(Stored dataset items)

+-------+

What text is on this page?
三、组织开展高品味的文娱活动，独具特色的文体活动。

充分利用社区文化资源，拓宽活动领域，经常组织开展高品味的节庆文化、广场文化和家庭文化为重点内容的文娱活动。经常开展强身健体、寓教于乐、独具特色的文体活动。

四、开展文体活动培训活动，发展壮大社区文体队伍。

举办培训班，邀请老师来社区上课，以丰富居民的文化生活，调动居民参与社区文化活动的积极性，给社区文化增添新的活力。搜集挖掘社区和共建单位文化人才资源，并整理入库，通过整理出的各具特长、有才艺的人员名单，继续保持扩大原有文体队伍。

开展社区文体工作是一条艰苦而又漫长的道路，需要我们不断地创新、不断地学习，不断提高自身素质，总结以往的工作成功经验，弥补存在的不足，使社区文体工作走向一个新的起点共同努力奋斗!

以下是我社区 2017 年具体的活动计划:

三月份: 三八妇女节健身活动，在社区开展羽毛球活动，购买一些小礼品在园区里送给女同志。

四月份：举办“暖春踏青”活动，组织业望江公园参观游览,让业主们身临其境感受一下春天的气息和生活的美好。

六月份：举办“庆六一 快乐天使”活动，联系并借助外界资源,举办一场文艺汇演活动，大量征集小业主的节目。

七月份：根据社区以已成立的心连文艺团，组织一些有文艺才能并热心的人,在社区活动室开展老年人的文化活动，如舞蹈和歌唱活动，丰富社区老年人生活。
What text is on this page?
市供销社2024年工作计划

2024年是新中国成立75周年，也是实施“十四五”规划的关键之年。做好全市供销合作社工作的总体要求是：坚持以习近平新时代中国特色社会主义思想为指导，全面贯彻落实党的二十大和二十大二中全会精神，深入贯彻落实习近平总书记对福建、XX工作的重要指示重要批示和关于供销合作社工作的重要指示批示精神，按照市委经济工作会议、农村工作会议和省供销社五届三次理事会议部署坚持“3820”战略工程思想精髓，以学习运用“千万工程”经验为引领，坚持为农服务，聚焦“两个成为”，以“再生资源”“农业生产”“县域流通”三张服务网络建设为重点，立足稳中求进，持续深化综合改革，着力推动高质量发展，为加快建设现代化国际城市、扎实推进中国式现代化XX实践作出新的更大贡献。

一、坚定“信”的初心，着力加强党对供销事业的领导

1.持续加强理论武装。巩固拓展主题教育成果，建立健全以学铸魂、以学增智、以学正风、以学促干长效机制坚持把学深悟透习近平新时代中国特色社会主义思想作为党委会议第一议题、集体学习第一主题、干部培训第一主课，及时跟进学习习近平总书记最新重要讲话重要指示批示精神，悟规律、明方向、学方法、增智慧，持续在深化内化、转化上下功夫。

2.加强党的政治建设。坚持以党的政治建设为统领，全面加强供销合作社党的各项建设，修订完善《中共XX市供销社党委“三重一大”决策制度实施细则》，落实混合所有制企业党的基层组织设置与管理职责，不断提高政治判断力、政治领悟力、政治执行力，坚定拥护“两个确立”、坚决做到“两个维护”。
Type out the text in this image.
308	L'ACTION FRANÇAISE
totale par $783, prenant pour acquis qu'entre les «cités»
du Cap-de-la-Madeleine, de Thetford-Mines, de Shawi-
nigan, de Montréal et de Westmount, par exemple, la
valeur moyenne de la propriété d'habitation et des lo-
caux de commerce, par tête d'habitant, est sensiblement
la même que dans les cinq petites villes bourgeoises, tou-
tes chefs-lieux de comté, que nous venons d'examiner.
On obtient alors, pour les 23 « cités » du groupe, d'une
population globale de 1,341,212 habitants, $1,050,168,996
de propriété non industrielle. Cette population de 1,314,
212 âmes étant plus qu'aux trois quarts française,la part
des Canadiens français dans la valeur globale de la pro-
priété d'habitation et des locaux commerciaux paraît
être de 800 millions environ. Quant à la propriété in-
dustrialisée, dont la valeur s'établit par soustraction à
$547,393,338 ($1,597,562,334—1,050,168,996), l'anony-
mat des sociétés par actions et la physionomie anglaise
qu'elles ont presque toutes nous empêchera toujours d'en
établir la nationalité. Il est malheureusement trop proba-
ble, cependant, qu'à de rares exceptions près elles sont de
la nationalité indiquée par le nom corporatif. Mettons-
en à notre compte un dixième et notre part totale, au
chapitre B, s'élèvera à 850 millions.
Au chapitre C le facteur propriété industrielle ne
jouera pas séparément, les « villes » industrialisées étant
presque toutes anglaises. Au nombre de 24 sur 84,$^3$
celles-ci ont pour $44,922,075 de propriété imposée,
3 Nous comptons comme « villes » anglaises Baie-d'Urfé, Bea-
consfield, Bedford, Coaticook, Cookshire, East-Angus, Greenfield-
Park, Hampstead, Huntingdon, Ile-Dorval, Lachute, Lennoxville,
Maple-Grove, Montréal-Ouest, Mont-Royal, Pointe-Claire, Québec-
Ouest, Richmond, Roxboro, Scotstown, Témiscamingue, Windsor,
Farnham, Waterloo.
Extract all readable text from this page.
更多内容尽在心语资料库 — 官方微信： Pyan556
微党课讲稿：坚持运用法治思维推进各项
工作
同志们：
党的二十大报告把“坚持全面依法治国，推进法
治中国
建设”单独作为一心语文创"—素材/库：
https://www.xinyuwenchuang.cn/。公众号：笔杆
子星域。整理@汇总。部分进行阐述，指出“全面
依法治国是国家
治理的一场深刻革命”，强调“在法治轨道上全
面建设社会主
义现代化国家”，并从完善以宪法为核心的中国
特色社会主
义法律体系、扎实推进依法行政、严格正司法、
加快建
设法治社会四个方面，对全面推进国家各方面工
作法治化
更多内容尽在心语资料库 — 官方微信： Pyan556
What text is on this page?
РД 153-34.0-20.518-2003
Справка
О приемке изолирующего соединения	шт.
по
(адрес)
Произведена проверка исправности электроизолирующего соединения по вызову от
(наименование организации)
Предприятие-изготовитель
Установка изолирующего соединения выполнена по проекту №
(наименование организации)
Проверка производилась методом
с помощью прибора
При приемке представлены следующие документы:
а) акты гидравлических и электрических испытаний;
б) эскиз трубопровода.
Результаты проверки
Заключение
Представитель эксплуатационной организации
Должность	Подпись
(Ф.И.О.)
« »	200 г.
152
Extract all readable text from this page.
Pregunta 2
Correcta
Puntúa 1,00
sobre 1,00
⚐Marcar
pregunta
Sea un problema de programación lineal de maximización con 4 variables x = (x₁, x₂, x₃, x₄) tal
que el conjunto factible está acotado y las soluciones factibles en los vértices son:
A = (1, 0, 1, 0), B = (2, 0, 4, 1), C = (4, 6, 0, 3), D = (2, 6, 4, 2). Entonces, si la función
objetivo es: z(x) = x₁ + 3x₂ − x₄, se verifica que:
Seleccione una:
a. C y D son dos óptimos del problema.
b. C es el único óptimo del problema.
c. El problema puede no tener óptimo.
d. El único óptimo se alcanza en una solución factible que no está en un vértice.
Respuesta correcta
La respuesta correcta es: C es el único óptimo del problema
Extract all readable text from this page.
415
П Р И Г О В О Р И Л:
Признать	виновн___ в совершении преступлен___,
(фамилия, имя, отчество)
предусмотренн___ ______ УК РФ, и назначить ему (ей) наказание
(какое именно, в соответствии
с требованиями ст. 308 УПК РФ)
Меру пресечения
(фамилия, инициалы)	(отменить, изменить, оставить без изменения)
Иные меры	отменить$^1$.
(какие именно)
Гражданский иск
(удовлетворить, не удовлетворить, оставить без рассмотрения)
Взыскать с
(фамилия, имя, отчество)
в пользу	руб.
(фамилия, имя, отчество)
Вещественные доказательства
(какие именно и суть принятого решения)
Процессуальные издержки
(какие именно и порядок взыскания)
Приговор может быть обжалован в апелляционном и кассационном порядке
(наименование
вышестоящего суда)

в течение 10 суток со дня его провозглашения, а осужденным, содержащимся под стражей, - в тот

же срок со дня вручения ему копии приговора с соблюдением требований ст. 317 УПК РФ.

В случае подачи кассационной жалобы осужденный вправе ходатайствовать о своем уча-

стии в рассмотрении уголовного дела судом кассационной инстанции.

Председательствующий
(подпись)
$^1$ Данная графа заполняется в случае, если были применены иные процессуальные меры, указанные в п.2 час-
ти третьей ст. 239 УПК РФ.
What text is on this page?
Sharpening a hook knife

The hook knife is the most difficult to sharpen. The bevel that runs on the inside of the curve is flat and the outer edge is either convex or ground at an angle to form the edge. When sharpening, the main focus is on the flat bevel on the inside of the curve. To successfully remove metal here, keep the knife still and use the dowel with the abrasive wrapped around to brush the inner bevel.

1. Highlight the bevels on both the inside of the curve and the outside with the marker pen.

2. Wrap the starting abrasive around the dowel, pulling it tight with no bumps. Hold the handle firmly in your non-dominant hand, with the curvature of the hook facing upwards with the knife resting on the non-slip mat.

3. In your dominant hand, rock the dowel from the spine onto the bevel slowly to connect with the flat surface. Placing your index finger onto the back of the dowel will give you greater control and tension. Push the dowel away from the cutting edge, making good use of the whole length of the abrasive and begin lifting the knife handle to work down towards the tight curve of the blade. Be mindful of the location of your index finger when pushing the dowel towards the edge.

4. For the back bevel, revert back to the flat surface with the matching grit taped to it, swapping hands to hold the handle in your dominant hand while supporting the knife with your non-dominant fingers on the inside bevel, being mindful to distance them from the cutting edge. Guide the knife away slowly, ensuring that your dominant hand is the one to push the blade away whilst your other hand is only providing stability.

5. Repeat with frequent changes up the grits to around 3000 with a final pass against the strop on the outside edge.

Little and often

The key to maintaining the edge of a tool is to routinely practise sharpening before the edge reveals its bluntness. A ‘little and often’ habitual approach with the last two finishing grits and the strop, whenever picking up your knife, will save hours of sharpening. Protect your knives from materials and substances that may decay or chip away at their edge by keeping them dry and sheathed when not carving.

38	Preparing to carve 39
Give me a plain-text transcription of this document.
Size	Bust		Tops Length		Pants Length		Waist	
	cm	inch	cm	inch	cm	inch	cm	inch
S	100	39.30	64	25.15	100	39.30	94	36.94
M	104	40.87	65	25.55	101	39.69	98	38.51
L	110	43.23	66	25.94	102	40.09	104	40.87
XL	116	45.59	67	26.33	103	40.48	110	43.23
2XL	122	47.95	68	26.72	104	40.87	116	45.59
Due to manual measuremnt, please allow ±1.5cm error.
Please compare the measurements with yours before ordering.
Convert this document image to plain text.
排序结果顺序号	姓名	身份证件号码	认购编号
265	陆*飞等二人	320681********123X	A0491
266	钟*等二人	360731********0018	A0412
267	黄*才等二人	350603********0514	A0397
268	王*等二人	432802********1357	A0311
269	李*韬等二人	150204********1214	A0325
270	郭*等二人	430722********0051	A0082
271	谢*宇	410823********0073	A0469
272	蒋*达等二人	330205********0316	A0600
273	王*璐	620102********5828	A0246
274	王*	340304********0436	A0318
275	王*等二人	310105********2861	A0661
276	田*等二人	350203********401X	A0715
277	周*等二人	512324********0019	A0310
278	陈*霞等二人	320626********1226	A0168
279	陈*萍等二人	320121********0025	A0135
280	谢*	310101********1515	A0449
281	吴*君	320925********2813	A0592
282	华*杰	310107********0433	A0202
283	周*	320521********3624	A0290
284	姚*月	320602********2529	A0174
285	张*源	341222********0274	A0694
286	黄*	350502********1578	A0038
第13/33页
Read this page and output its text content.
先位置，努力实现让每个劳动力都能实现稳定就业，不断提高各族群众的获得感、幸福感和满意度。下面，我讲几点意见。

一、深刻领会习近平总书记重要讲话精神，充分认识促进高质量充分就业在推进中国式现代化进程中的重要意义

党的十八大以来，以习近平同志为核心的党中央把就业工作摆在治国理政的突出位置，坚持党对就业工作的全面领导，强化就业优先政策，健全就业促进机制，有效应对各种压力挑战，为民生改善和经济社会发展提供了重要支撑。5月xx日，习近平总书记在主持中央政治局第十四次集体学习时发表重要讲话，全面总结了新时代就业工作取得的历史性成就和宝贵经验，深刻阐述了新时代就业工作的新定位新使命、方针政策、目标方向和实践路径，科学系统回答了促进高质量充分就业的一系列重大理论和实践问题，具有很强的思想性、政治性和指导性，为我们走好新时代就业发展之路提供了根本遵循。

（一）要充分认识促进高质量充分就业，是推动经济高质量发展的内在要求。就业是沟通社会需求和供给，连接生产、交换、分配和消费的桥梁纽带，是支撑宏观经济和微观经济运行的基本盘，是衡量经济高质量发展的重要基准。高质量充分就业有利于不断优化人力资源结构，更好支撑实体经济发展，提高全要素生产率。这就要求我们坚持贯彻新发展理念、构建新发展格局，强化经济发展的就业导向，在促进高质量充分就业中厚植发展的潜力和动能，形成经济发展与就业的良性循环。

+-------+

§ **EXERCISE BRIEF**: Write down the number of lines where the word "villes" appears, and nothing further.

§ **RESULT OF THE EXERCISE**: 3